_Exercise instructions_: All entries should be output exactly as they stand.

_Records_:
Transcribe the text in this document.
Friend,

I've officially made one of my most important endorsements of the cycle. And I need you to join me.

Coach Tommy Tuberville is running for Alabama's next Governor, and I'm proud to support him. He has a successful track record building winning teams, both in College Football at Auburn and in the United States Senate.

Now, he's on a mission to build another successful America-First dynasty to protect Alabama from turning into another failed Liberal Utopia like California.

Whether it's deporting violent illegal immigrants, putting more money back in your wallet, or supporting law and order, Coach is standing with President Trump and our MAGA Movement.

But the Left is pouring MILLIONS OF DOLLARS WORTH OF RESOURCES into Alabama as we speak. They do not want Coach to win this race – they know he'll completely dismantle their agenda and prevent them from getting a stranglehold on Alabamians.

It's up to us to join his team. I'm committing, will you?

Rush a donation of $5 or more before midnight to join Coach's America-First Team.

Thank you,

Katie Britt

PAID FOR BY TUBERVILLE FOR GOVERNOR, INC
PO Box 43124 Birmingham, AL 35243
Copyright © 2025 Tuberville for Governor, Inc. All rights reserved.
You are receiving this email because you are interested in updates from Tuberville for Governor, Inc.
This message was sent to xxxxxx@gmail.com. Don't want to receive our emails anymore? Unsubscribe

_Expected answer_:
Transcribe the text in this document.
Friend,

I've officially made one of my most important endorsements of the cycle. And I need you to join me.

Coach Tommy Tuberville is running for Alabama's next Governor, and I'm proud to support him. He has a successful track record building winning teams, both in College Football at Auburn and in the United States Senate.

Now, he's on a mission to build another successful America-First dynasty to protect Alabama from turning into another failed Liberal Utopia like California.

Whether it's deporting violent illegal immigrants, putting more money back in your wallet, or supporting law and order, Coach is standing with President Trump and our MAGA Movement.

But the Left is pouring MILLIONS OF DOLLARS WORTH OF RESOURCES into Alabama as we speak. They do not want Coach to win this race – they know he'll completely dismantle their agenda and prevent them from getting a stranglehold on Alabamians.

It's up to us to join his team. I'm committing, will you?

Rush a donation of $5 or more before midnight to join Coach's America-First Team.

Thank you,

Katie Britt

PAID FOR BY TUBERVILLE FOR GOVERNOR, INC
PO Box 43124 Birmingham, AL 35243
Copyright © 2025 Tuberville for Governor, Inc. All rights reserved.
You are receiving this email because you are interested in updates from Tuberville for Governor, Inc.
This message was sent to xxxxxx@gmail.com. Don't want to receive our emails anymore? Unsubscribe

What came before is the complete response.